> [INPUT DATA]:
-- -- --

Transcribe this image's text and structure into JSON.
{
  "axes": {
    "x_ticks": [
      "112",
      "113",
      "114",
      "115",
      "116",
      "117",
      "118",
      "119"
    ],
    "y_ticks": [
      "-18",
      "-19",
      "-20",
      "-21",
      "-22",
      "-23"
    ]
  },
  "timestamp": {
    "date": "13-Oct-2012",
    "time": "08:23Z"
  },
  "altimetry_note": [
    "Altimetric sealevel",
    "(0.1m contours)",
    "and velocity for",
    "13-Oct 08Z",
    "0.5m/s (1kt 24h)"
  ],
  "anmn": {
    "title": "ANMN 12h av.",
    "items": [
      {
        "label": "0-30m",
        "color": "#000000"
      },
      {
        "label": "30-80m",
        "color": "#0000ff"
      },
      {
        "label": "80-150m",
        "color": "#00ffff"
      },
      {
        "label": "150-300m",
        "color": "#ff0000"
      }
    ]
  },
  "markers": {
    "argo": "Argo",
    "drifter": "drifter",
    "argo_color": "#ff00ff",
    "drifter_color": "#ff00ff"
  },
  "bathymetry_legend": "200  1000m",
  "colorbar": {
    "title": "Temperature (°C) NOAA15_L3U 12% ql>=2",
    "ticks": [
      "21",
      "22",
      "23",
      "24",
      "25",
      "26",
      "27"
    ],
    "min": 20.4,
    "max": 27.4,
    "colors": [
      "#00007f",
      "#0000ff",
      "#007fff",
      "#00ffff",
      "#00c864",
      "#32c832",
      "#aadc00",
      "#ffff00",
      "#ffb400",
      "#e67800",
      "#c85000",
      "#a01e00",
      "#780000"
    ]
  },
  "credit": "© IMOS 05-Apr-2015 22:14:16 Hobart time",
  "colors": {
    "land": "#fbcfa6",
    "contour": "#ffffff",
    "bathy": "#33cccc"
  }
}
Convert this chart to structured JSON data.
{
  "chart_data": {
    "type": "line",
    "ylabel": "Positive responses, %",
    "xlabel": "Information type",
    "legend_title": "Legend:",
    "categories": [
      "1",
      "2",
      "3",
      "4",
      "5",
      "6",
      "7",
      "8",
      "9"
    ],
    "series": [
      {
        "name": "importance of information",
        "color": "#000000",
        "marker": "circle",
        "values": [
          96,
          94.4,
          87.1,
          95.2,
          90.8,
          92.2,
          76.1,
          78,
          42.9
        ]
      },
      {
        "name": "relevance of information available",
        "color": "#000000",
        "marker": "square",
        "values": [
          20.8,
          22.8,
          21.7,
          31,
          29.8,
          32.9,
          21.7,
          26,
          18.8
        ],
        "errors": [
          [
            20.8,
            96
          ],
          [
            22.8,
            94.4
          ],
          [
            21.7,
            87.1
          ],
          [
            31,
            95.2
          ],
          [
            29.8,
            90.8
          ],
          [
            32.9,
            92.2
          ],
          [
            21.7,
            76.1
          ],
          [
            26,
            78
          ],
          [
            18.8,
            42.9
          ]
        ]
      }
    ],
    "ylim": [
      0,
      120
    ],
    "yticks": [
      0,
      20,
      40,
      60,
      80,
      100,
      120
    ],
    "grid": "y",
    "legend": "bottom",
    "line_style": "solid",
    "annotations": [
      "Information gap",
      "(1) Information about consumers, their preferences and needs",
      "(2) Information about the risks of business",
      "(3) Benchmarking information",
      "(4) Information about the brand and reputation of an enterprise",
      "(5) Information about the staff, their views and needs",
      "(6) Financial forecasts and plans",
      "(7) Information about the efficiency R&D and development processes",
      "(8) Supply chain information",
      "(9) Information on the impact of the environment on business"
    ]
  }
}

-- -- --

> [TASK]: Your task is to give the records above again, exactly.

> [RESULT OF THE EXERCISE]:
Transcribe this image's text and structure into JSON.
{
  "axes": {
    "x_ticks": [
      "112",
      "113",
      "114",
      "115",
      "116",
      "117",
      "118",
      "119"
    ],
    "y_ticks": [
      "-18",
      "-19",
      "-20",
      "-21",
      "-22",
      "-23"
    ]
  },
  "timestamp": {
    "date": "13-Oct-2012",
    "time": "08:23Z"
  },
  "altimetry_note": [
    "Altimetric sealevel",
    "(0.1m contours)",
    "and velocity for",
    "13-Oct 08Z",
    "0.5m/s (1kt 24h)"
  ],
  "anmn": {
    "title": "ANMN 12h av.",
    "items": [
      {
        "label": "0-30m",
        "color": "#000000"
      },
      {
        "label": "30-80m",
        "color": "#0000ff"
      },
      {
        "label": "80-150m",
        "color": "#00ffff"
      },
      {
        "label": "150-300m",
        "color": "#ff0000"
      }
    ]
  },
  "markers": {
    "argo": "Argo",
    "drifter": "drifter",
    "argo_color": "#ff00ff",
    "drifter_color": "#ff00ff"
  },
  "bathymetry_legend": "200  1000m",
  "colorbar": {
    "title": "Temperature (°C) NOAA15_L3U 12% ql>=2",
    "ticks": [
      "21",
      "22",
      "23",
      "24",
      "25",
      "26",
      "27"
    ],
    "min": 20.4,
    "max": 27.4,
    "colors": [
      "#00007f",
      "#0000ff",
      "#007fff",
      "#00ffff",
      "#00c864",
      "#32c832",
      "#aadc00",
      "#ffff00",
      "#ffb400",
      "#e67800",
      "#c85000",
      "#a01e00",
      "#780000"
    ]
  },
  "credit": "© IMOS 05-Apr-2015 22:14:16 Hobart time",
  "colors": {
    "land": "#fbcfa6",
    "contour": "#ffffff",
    "bathy": "#33cccc"
  }
}
Convert this chart to structured JSON data.
{
  "chart_data": {
    "type": "line",
    "ylabel": "Positive responses, %",
    "xlabel": "Information type",
    "legend_title": "Legend:",
    "categories": [
      "1",
      "2",
      "3",
      "4",
      "5",
      "6",
      "7",
      "8",
      "9"
    ],
    "series": [
      {
        "name": "importance of information",
        "color": "#000000",
        "marker": "circle",
        "values": [
          96,
          94.4,
          87.1,
          95.2,
          90.8,
          92.2,
          76.1,
          78,
          42.9
        ]
      },
      {
        "name": "relevance of information available",
        "color": "#000000",
        "marker": "square",
        "values": [
          20.8,
          22.8,
          21.7,
          31,
          29.8,
          32.9,
          21.7,
          26,
          18.8
        ],
        "errors": [
          [
            20.8,
            96
          ],
          [
            22.8,
            94.4
          ],
          [
            21.7,
            87.1
          ],
          [
            31,
            95.2
          ],
          [
            29.8,
            90.8
          ],
          [
            32.9,
            92.2
          ],
          [
            21.7,
            76.1
          ],
          [
            26,
            78
          ],
          [
            18.8,
            42.9
          ]
        ]
      }
    ],
    "ylim": [
      0,
      120
    ],
    "yticks": [
      0,
      20,
      40,
      60,
      80,
      100,
      120
    ],
    "grid": "y",
    "legend": "bottom",
    "line_style": "solid",
    "annotations": [
      "Information gap",
      "(1) Information about consumers, their preferences and needs",
      "(2) Information about the risks of business",
      "(3) Benchmarking information",
      "(4) Information about the brand and reputation of an enterprise",
      "(5) Information about the staff, their views and needs",
      "(6) Financial forecasts and plans",
      "(7) Information about the efficiency R&D and development processes",
      "(8) Supply chain information",
      "(9) Information on the impact of the environment on business"
    ]
  }
}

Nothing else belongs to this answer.